[start of Record excerpts]

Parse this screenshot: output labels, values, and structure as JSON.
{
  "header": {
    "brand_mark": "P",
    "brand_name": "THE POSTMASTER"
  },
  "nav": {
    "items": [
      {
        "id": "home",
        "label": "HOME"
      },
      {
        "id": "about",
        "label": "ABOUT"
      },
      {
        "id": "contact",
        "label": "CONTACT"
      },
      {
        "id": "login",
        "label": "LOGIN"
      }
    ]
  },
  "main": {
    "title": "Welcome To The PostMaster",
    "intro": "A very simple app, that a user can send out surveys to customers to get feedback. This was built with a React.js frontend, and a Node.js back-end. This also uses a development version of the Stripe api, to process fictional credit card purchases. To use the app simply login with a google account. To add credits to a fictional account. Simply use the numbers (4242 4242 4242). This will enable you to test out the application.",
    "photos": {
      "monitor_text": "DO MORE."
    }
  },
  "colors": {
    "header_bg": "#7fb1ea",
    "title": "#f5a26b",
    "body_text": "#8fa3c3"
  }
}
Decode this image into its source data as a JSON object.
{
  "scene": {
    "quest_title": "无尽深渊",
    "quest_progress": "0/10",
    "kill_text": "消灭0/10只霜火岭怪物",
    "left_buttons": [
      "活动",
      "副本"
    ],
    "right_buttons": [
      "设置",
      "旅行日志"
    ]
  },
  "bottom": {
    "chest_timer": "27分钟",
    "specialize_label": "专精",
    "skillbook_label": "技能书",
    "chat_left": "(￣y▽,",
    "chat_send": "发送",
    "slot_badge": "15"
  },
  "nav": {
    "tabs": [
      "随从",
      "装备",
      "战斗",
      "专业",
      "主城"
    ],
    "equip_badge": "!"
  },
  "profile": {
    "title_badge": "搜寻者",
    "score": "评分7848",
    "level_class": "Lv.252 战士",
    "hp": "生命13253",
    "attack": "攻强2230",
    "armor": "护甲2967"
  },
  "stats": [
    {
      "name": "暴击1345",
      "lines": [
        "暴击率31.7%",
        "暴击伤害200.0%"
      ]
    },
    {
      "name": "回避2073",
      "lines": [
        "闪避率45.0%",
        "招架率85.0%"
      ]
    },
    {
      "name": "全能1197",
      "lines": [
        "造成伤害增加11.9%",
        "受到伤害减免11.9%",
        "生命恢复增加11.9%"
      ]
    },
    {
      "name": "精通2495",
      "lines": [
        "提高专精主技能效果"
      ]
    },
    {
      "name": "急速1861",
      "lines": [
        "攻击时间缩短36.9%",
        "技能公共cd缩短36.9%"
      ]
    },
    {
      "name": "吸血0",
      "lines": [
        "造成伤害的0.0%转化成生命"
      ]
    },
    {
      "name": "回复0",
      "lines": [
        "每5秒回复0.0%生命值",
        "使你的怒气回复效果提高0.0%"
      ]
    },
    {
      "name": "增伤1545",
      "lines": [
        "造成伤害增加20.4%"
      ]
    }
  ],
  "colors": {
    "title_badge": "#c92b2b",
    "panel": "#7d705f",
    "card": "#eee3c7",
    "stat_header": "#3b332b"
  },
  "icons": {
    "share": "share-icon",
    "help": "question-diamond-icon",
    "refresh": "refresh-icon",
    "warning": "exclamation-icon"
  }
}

[end of Record excerpts]

Every entry must be quoted exactly as it appears above.

Parse this screenshot: output labels, values, and structure as JSON.
{
  "header": {
    "brand_mark": "P",
    "brand_name": "THE POSTMASTER"
  },
  "nav": {
    "items": [
      {
        "id": "home",
        "label": "HOME"
      },
      {
        "id": "about",
        "label": "ABOUT"
      },
      {
        "id": "contact",
        "label": "CONTACT"
      },
      {
        "id": "login",
        "label": "LOGIN"
      }
    ]
  },
  "main": {
    "title": "Welcome To The PostMaster",
    "intro": "A very simple app, that a user can send out surveys to customers to get feedback. This was built with a React.js frontend, and a Node.js back-end. This also uses a development version of the Stripe api, to process fictional credit card purchases. To use the app simply login with a google account. To add credits to a fictional account. Simply use the numbers (4242 4242 4242). This will enable you to test out the application.",
    "photos": {
      "monitor_text": "DO MORE."
    }
  },
  "colors": {
    "header_bg": "#7fb1ea",
    "title": "#f5a26b",
    "body_text": "#8fa3c3"
  }
}
Decode this image into its source data as a JSON object.
{
  "scene": {
    "quest_title": "无尽深渊",
    "quest_progress": "0/10",
    "kill_text": "消灭0/10只霜火岭怪物",
    "left_buttons": [
      "活动",
      "副本"
    ],
    "right_buttons": [
      "设置",
      "旅行日志"
    ]
  },
  "bottom": {
    "chest_timer": "27分钟",
    "specialize_label": "专精",
    "skillbook_label": "技能书",
    "chat_left": "(￣y▽,",
    "chat_send": "发送",
    "slot_badge": "15"
  },
  "nav": {
    "tabs": [
      "随从",
      "装备",
      "战斗",
      "专业",
      "主城"
    ],
    "equip_badge": "!"
  },
  "profile": {
    "title_badge": "搜寻者",
    "score": "评分7848",
    "level_class": "Lv.252 战士",
    "hp": "生命13253",
    "attack": "攻强2230",
    "armor": "护甲2967"
  },
  "stats": [
    {
      "name": "暴击1345",
      "lines": [
        "暴击率31.7%",
        "暴击伤害200.0%"
      ]
    },
    {
      "name": "回避2073",
      "lines": [
        "闪避率45.0%",
        "招架率85.0%"
      ]
    },
    {
      "name": "全能1197",
      "lines": [
        "造成伤害增加11.9%",
        "受到伤害减免11.9%",
        "生命恢复增加11.9%"
      ]
    },
    {
      "name": "精通2495",
      "lines": [
        "提高专精主技能效果"
      ]
    },
    {
      "name": "急速1861",
      "lines": [
        "攻击时间缩短36.9%",
        "技能公共cd缩短36.9%"
      ]
    },
    {
      "name": "吸血0",
      "lines": [
        "造成伤害的0.0%转化成生命"
      ]
    },
    {
      "name": "回复0",
      "lines": [
        "每5秒回复0.0%生命值",
        "使你的怒气回复效果提高0.0%"
      ]
    },
    {
      "name": "增伤1545",
      "lines": [
        "造成伤害增加20.4%"
      ]
    }
  ],
  "colors": {
    "title_badge": "#c92b2b",
    "panel": "#7d705f",
    "card": "#eee3c7",
    "stat_header": "#3b332b"
  },
  "icons": {
    "share": "share-icon",
    "help": "question-diamond-icon",
    "refresh": "refresh-icon",
    "warning": "exclamation-icon"
  }
}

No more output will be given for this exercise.